Examine the records and identify each line that includes the string "structured". Copy those lines.

Start of Dataset content

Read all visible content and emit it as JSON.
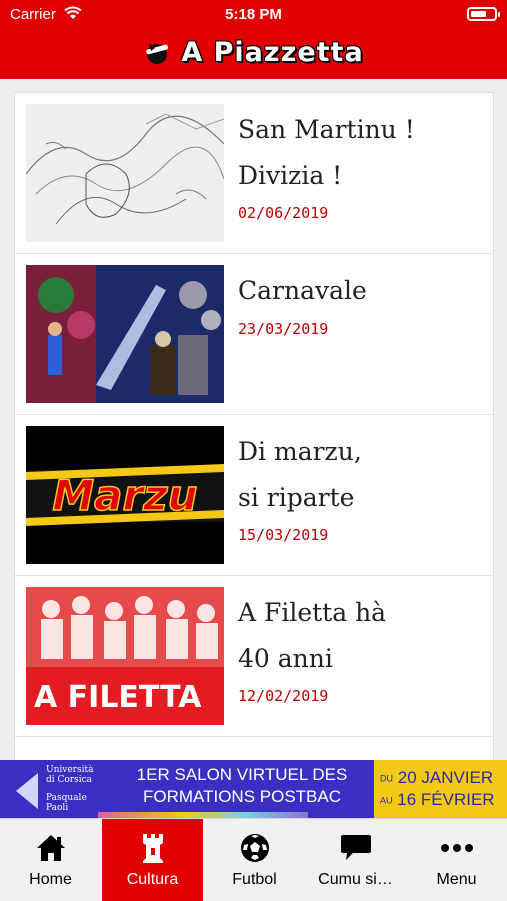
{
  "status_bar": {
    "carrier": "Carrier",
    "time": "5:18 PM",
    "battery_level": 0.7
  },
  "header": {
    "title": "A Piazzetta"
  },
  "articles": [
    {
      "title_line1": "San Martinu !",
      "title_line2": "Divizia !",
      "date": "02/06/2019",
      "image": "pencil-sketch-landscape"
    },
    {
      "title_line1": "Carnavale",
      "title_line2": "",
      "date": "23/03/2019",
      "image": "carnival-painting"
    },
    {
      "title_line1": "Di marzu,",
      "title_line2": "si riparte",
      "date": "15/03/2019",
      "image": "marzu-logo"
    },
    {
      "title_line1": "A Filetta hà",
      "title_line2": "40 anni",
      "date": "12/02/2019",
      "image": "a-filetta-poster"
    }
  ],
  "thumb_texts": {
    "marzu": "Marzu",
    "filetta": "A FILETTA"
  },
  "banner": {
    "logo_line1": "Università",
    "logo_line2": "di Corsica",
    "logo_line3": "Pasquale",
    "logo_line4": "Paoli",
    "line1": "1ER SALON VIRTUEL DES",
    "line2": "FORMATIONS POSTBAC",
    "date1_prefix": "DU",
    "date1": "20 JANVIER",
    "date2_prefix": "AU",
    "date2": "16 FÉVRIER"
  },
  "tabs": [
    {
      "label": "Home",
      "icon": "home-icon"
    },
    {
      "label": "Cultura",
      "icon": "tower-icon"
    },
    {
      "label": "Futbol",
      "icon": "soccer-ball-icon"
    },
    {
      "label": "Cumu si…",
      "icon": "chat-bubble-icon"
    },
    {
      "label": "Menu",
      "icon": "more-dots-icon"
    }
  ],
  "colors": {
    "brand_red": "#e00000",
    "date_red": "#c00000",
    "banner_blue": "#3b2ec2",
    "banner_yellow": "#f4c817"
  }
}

End of Dataset content
Start of Dataset content

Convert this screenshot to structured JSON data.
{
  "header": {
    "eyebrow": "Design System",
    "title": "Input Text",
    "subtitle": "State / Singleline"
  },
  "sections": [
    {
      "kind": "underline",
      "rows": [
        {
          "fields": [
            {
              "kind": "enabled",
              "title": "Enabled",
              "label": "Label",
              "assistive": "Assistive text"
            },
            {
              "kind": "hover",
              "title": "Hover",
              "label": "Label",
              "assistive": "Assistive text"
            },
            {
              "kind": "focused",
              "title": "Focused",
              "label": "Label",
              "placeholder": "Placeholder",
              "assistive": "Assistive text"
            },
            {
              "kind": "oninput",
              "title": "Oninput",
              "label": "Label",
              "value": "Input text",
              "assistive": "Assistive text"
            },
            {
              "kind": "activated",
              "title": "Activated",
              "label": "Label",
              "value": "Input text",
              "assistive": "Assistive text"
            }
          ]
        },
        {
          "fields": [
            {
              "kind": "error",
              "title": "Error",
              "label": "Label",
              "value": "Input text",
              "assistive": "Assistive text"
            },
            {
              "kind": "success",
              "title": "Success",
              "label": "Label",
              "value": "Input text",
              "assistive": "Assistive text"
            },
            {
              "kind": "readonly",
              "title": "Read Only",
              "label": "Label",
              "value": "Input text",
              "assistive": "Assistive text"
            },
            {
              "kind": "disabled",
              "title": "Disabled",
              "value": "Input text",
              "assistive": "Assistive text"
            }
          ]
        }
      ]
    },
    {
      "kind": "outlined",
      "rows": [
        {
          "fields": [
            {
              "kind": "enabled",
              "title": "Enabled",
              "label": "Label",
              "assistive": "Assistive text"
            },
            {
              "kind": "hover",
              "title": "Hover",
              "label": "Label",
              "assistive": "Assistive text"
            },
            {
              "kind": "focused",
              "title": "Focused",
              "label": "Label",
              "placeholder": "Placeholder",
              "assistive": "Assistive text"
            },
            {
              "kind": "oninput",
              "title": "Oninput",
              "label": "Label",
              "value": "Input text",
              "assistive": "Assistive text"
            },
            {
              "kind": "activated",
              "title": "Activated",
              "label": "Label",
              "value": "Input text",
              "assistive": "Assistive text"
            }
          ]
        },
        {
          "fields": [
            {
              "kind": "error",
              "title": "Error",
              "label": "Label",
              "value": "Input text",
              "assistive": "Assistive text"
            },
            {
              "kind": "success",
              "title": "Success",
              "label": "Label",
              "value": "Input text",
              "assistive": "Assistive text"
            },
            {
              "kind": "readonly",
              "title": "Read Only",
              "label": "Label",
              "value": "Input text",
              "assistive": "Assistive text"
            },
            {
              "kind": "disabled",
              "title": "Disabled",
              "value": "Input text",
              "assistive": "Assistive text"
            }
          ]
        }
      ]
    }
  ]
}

End of Dataset content
Start of Dataset content

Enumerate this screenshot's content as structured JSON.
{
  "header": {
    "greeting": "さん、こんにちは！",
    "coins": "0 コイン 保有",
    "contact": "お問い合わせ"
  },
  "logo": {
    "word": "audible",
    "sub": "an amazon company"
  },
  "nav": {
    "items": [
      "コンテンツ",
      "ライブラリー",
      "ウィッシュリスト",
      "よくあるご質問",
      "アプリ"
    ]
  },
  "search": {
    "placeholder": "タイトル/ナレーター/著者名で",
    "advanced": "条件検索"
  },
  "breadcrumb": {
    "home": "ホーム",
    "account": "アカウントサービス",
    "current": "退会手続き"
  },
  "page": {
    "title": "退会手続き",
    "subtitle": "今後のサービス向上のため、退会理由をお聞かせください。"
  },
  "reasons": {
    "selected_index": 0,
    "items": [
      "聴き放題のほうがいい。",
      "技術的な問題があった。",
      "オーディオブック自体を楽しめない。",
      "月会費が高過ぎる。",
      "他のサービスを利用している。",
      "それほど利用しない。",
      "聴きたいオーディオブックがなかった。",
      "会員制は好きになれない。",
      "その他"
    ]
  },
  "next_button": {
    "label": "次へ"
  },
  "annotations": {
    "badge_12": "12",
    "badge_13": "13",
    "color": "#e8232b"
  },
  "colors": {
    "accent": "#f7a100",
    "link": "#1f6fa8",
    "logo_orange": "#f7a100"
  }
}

End of Dataset content

Exercise answer.
Convert this screenshot to structured JSON data.
Enumerate this screenshot's content as structured JSON.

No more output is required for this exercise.